> DIRECTIONS
Pick out every line of the rows below that contains the string "edge", matching its case exactly.
:: DATA FOR THE TASK
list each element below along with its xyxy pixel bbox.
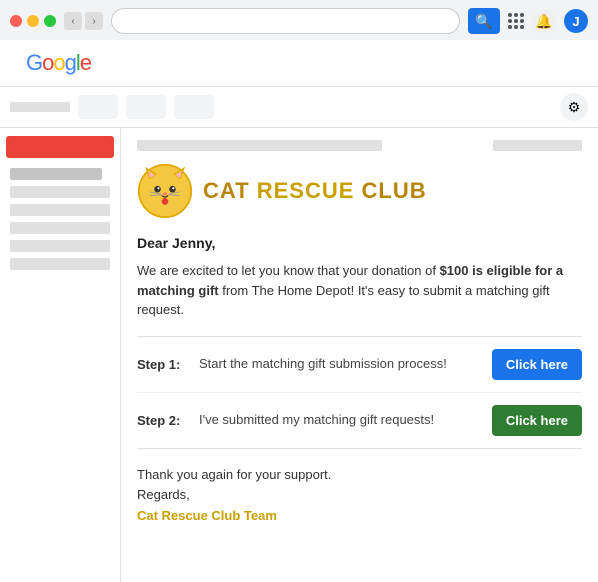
step-1-desc: Start the matching gift submission proce… [199, 355, 480, 373]
gmail-sidebar [0, 128, 120, 582]
apps-icon[interactable] [508, 13, 524, 29]
search-icon: 🔍 [475, 13, 492, 30]
logo-g: g [65, 50, 76, 75]
browser-icons: 🔔 J [508, 9, 588, 33]
minimize-button[interactable] [27, 15, 39, 27]
traffic-lights [10, 15, 56, 27]
email-area: CAT RESCUE CLUB Dear Jenny, We are excit… [120, 128, 598, 582]
google-logo: Google [12, 46, 101, 80]
org-name-cat: CAT [203, 178, 250, 203]
avatar[interactable]: J [564, 9, 588, 33]
logo-G: G [26, 50, 42, 75]
body-text-1: We are excited to let you know that your… [137, 263, 440, 278]
sidebar-item-starred[interactable] [10, 186, 110, 198]
notifications-icon[interactable]: 🔔 [532, 9, 556, 33]
footer-line-1: Thank you again for your support. [137, 465, 582, 486]
close-button[interactable] [10, 15, 22, 27]
nav-buttons: ‹ › [64, 12, 103, 30]
search-button[interactable]: 🔍 [468, 8, 500, 34]
org-name-rescue: RESCUE [257, 178, 355, 203]
step-2-row: Step 2: I've submitted my matching gift … [137, 393, 582, 448]
step-1-button[interactable]: Click here [492, 349, 582, 380]
footer-line-2: Regards, [137, 485, 582, 506]
step-2-desc: I've submitted my matching gift requests… [199, 411, 480, 429]
logo-o2: o [53, 50, 64, 75]
sidebar-item-inbox[interactable] [10, 168, 102, 180]
email-subject-placeholder [137, 140, 382, 151]
compose-button[interactable] [6, 136, 114, 158]
step-1-row: Step 1: Start the matching gift submissi… [137, 337, 582, 393]
org-name-club: CLUB [362, 178, 427, 203]
steps-section: Step 1: Start the matching gift submissi… [137, 336, 582, 449]
logo-o1: o [42, 50, 53, 75]
step-1-label: Step 1: [137, 357, 187, 372]
gmail-main: CAT RESCUE CLUB Dear Jenny, We are excit… [0, 128, 598, 582]
email-greeting: Dear Jenny, [137, 235, 582, 251]
org-name: CAT RESCUE CLUB [203, 178, 427, 204]
maximize-button[interactable] [44, 15, 56, 27]
email-footer: Thank you again for your support. Regard… [137, 465, 582, 527]
gmail-toolbar: ⚙ [0, 87, 598, 128]
toolbar-button-3[interactable] [174, 95, 214, 119]
titlebar: ‹ › 🔍 🔔 J [0, 0, 598, 40]
toolbar-button-2[interactable] [126, 95, 166, 119]
step-2-label: Step 2: [137, 413, 187, 428]
settings-button[interactable]: ⚙ [560, 93, 588, 121]
sidebar-item-snoozed[interactable] [10, 204, 110, 216]
step-2-button[interactable]: Click here [492, 405, 582, 436]
org-logo: CAT RESCUE CLUB [137, 163, 582, 219]
google-topbar: Google [0, 40, 598, 87]
sidebar-item-sent[interactable] [10, 222, 110, 234]
logo-e: e [80, 50, 91, 75]
sidebar-item-more[interactable] [10, 258, 110, 270]
cat-icon [137, 163, 193, 219]
email-date-placeholder [493, 140, 582, 151]
sidebar-item-drafts[interactable] [10, 240, 110, 252]
browser-chrome: ‹ › 🔍 🔔 J [0, 0, 598, 40]
footer-team: Cat Rescue Club Team [137, 506, 582, 527]
gmail-nav-label [10, 102, 70, 112]
forward-button[interactable]: › [85, 12, 103, 30]
toolbar-button-1[interactable] [78, 95, 118, 119]
back-button[interactable]: ‹ [64, 12, 82, 30]
address-bar[interactable] [111, 8, 460, 34]
email-body: We are excited to let you know that your… [137, 261, 582, 320]
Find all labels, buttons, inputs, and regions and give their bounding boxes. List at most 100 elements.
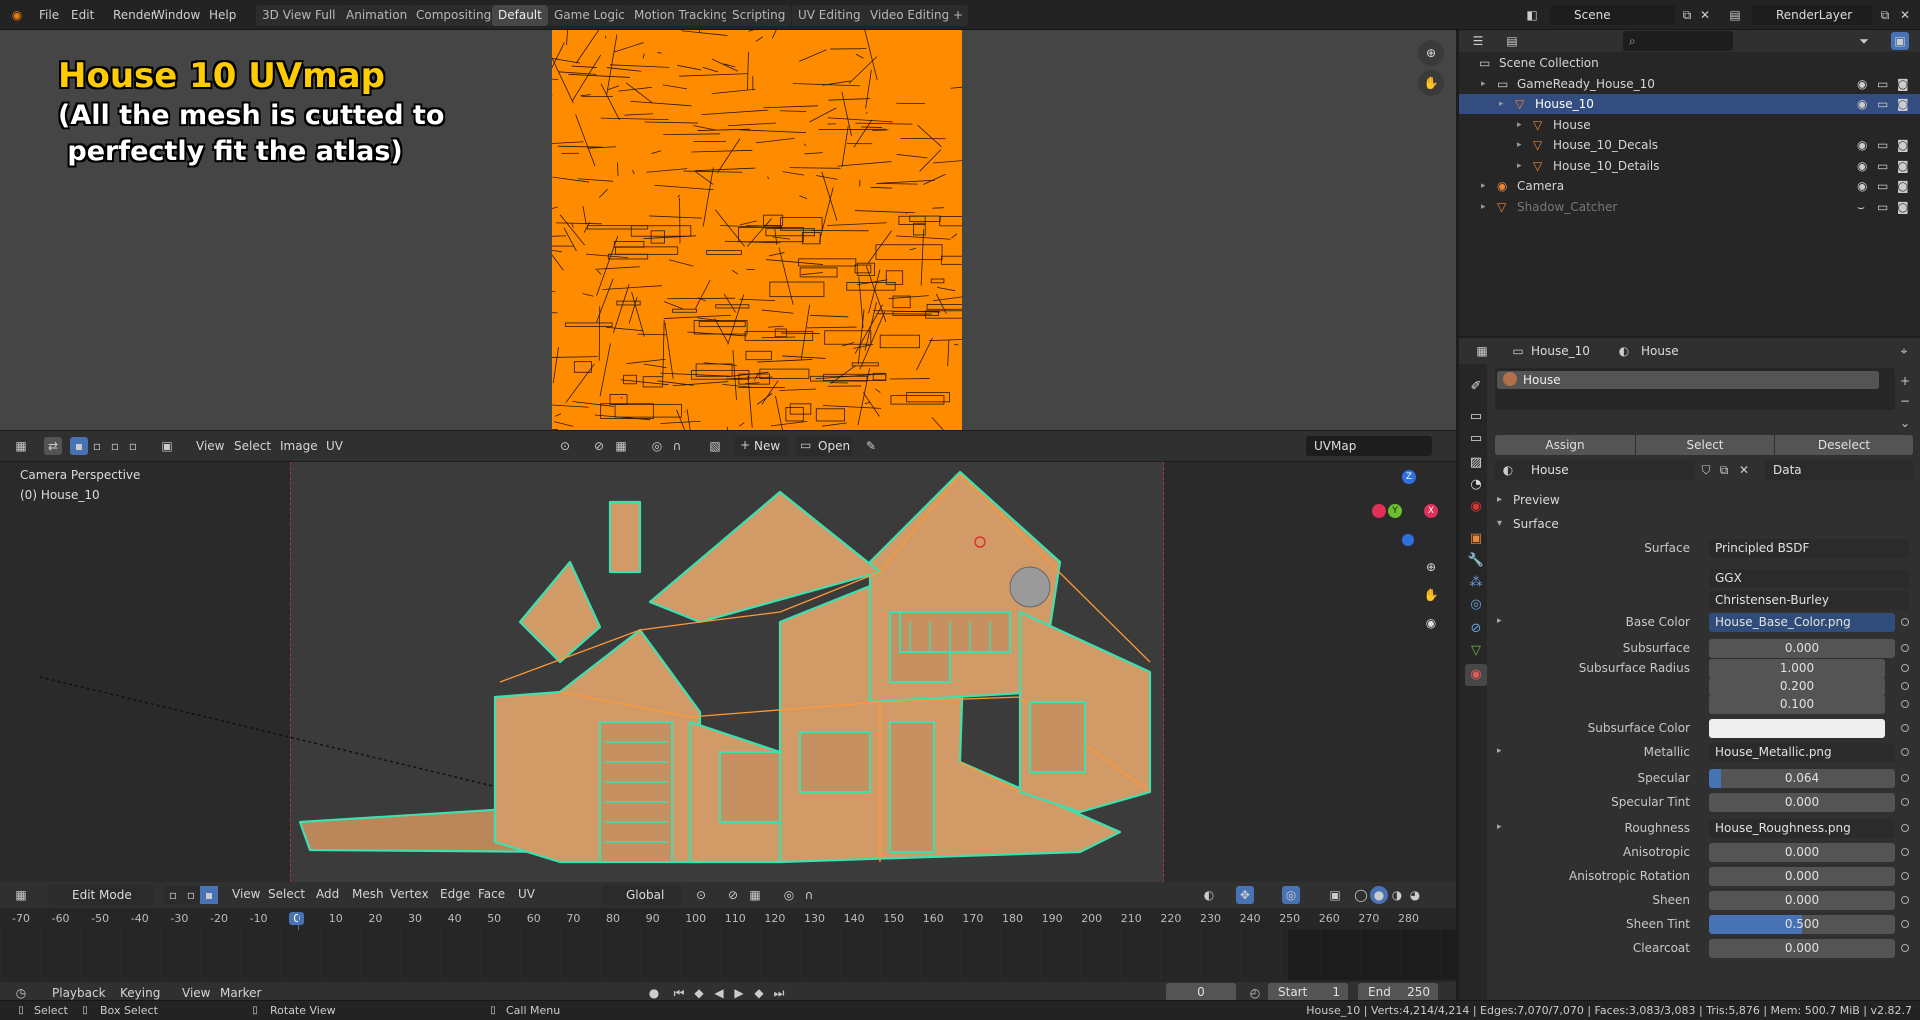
expand-arrow-icon[interactable]: ▸ — [1481, 176, 1486, 196]
chevron-right-icon[interactable]: ▸ — [1497, 616, 1502, 626]
island-select-icon[interactable]: ▫ — [124, 437, 142, 455]
outliner-row[interactable]: ▸ ▽ House_10_Decals ◉ ▭ ◙ — [1459, 135, 1920, 155]
navigation-gizmo[interactable]: Z Y X — [1372, 470, 1442, 550]
falloff-icon[interactable]: ∩ — [668, 437, 686, 455]
subsurface-method-selector[interactable]: Christensen-Burley — [1709, 591, 1909, 610]
property-value[interactable]: House_Base_Color.png — [1709, 613, 1895, 632]
tab-3d-view-full[interactable]: 3D View Full — [256, 5, 342, 26]
outliner-row[interactable]: ▭ Scene Collection — [1459, 53, 1920, 73]
tab-video-editing[interactable]: Video Editing — [864, 5, 956, 26]
editor-type-icon[interactable]: ▦ — [1473, 342, 1491, 360]
tab-motion-tracking[interactable]: Motion Tracking — [628, 5, 735, 26]
viewport-toggle-icon[interactable]: ▭ — [1877, 197, 1888, 217]
solid-shading-icon[interactable]: ● — [1370, 886, 1388, 904]
preview-panel-header[interactable]: Preview — [1491, 490, 1920, 510]
keyframe-dot-icon[interactable] — [1901, 748, 1909, 756]
viewport-menu-face[interactable]: Face — [478, 887, 505, 901]
face-select-icon[interactable]: ▫ — [106, 437, 124, 455]
gizmo-z-icon[interactable]: Z — [1402, 470, 1416, 484]
editor-type-icon[interactable]: ▦ — [12, 886, 30, 904]
property-value[interactable]: House_Roughness.png — [1709, 819, 1895, 838]
expand-arrow-icon[interactable]: ▸ — [1481, 74, 1486, 94]
scene-icon[interactable]: ◧ — [1523, 6, 1541, 24]
rendered-shading-icon[interactable]: ◕ — [1406, 886, 1424, 904]
keyframe-dot-icon[interactable] — [1901, 618, 1909, 626]
edge-select-icon[interactable]: ▫ — [88, 437, 106, 455]
gizmo-neg-z-icon[interactable] — [1402, 534, 1414, 546]
keyframe-dot-icon[interactable] — [1901, 944, 1909, 952]
sync-selection-icon[interactable]: ⇄ — [44, 437, 62, 455]
breadcrumb-object[interactable]: House_10 — [1531, 344, 1590, 358]
outliner-row[interactable]: ▸ ▽ House_10_Details ◉ ▭ ◙ — [1459, 156, 1920, 176]
timeline-menu-playback[interactable]: Playback — [52, 986, 106, 1000]
add-slot-icon[interactable]: + — [1896, 372, 1914, 390]
snap-grid-icon[interactable]: ▦ — [612, 437, 630, 455]
pivot-icon[interactable]: ⊙ — [556, 437, 574, 455]
render-tab-icon[interactable]: ▭ — [1465, 406, 1487, 428]
new-scene-icon[interactable]: ⧉ — [1678, 6, 1696, 24]
gizmo-toggle-icon[interactable]: ✥ — [1236, 886, 1254, 904]
vertex-select-icon[interactable]: ▪ — [70, 437, 88, 455]
viewport-menu-mesh[interactable]: Mesh — [352, 887, 384, 901]
property-value[interactable]: 0.000 — [1709, 891, 1895, 910]
tool-tab-icon[interactable]: ✐ — [1465, 376, 1487, 398]
keyframe-dot-icon[interactable] — [1901, 872, 1909, 880]
render-toggle-icon[interactable]: ◙ — [1897, 74, 1909, 94]
tab-uv-editing[interactable]: UV Editing — [792, 5, 867, 26]
keyframe-dot-icon[interactable] — [1901, 664, 1909, 672]
surface-panel-header[interactable]: Surface — [1491, 514, 1920, 534]
new-layer-icon[interactable]: ⧉ — [1876, 6, 1894, 24]
visibility-eye-icon[interactable]: ◉ — [1857, 156, 1867, 176]
wireframe-shading-icon[interactable]: ◯ — [1352, 886, 1370, 904]
expand-arrow-icon[interactable]: ▸ — [1517, 135, 1522, 155]
pin-icon[interactable]: ⌖ — [1895, 342, 1913, 360]
timeline-menu-view[interactable]: View — [182, 986, 210, 1000]
tab-scripting[interactable]: Scripting — [726, 5, 792, 26]
blender-logo-icon[interactable]: ◉ — [8, 6, 26, 24]
uv-menu-image[interactable]: Image — [280, 439, 318, 453]
image-browse-icon[interactable]: ▧ — [706, 437, 724, 455]
keyframe-dot-icon[interactable] — [1901, 920, 1909, 928]
property-value[interactable]: 0.000 — [1709, 639, 1895, 658]
timeline[interactable]: -70 -60 -50 -40 -30 -20 -10 0 10 20 30 40 50 60 70 80 90… — [0, 908, 1456, 1004]
property-value[interactable]: 0.000 — [1709, 867, 1895, 886]
snap-icon[interactable]: ⊘ — [724, 886, 742, 904]
uv-editor-canvas[interactable]: House 10 UVmap (All the mesh is cutted t… — [0, 30, 1456, 430]
uv-menu-view[interactable]: View — [196, 439, 224, 453]
material-shading-icon[interactable]: ◑ — [1388, 886, 1406, 904]
viewport-menu-edge[interactable]: Edge — [440, 887, 470, 901]
outliner-row[interactable]: ▸ ▽ House — [1459, 115, 1920, 135]
material-slot-item[interactable]: House — [1497, 371, 1879, 389]
uv-menu-uv[interactable]: UV — [326, 439, 343, 453]
visibility-eye-icon[interactable]: ◉ — [1857, 94, 1867, 114]
snap-icon[interactable]: ⊘ — [590, 437, 608, 455]
slot-menu-icon[interactable]: ⌄ — [1896, 414, 1914, 432]
filter-icon[interactable]: ⏷ — [1855, 32, 1873, 50]
uv-menu-select[interactable]: Select — [234, 439, 271, 453]
editor-type-icon[interactable]: ▦ — [12, 437, 30, 455]
property-value[interactable]: 0.000 — [1709, 793, 1895, 812]
proportional-icon[interactable]: ◎ — [648, 437, 666, 455]
keyframe-dot-icon[interactable] — [1901, 724, 1909, 732]
surface-shader-selector[interactable]: Principled BSDF — [1709, 539, 1909, 558]
overlay-toggle-icon[interactable]: ◎ — [1282, 886, 1300, 904]
duplicate-material-icon[interactable]: ⧉ — [1715, 461, 1733, 479]
property-value[interactable]: 0.100 — [1709, 695, 1885, 714]
menu-edit[interactable]: Edit — [68, 5, 97, 25]
properties-editor[interactable]: ▦ ▭ House_10 ◐ House ⌖ ✐ ▭ ▭ ▨ ◔ ◉ ▣ 🔧 ⁂… — [1459, 338, 1920, 1000]
output-tab-icon[interactable]: ▭ — [1465, 428, 1487, 450]
keyframe-dot-icon[interactable] — [1901, 700, 1909, 708]
expand-arrow-icon[interactable]: ▸ — [1517, 115, 1522, 135]
pivot-icon[interactable]: ⊙ — [692, 886, 710, 904]
deselect-button[interactable]: Deselect — [1775, 435, 1913, 455]
outliner-row[interactable]: ▸ ◉ Camera ◉ ▭ ◙ — [1459, 176, 1920, 196]
keyframe-dot-icon[interactable] — [1901, 798, 1909, 806]
scene-selector[interactable]: Scene — [1550, 5, 1675, 25]
falloff-icon[interactable]: ∩ — [800, 886, 818, 904]
face-mode-icon[interactable]: ▪ — [200, 886, 218, 904]
render-toggle-icon[interactable]: ◙ — [1897, 156, 1909, 176]
keyframe-dot-icon[interactable] — [1901, 644, 1909, 652]
keyframe-dot-icon[interactable] — [1901, 774, 1909, 782]
add-workspace-button[interactable]: + — [948, 5, 969, 26]
open-image-button[interactable]: ▭ Open — [796, 436, 852, 456]
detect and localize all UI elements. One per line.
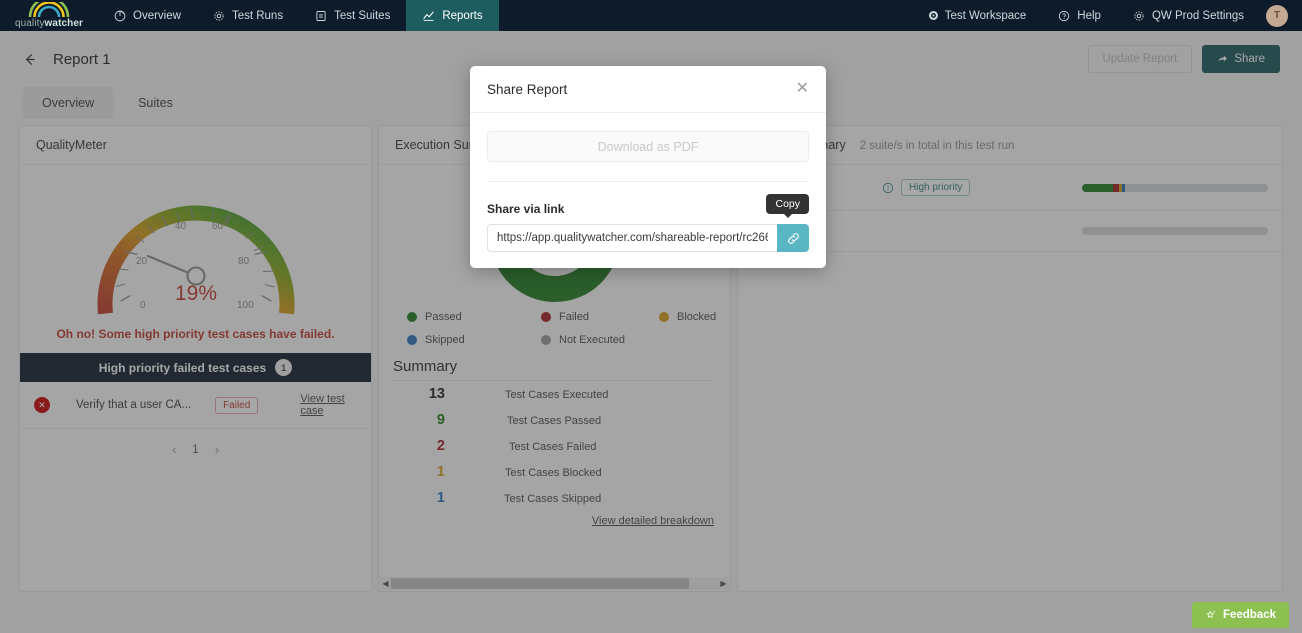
::::
> THE RESPONSE
edge-select-icon[interactable]: ▫ — [88, 437, 106, 455]
viewport-menu-edge[interactable]: Edge — [440, 887, 470, 901]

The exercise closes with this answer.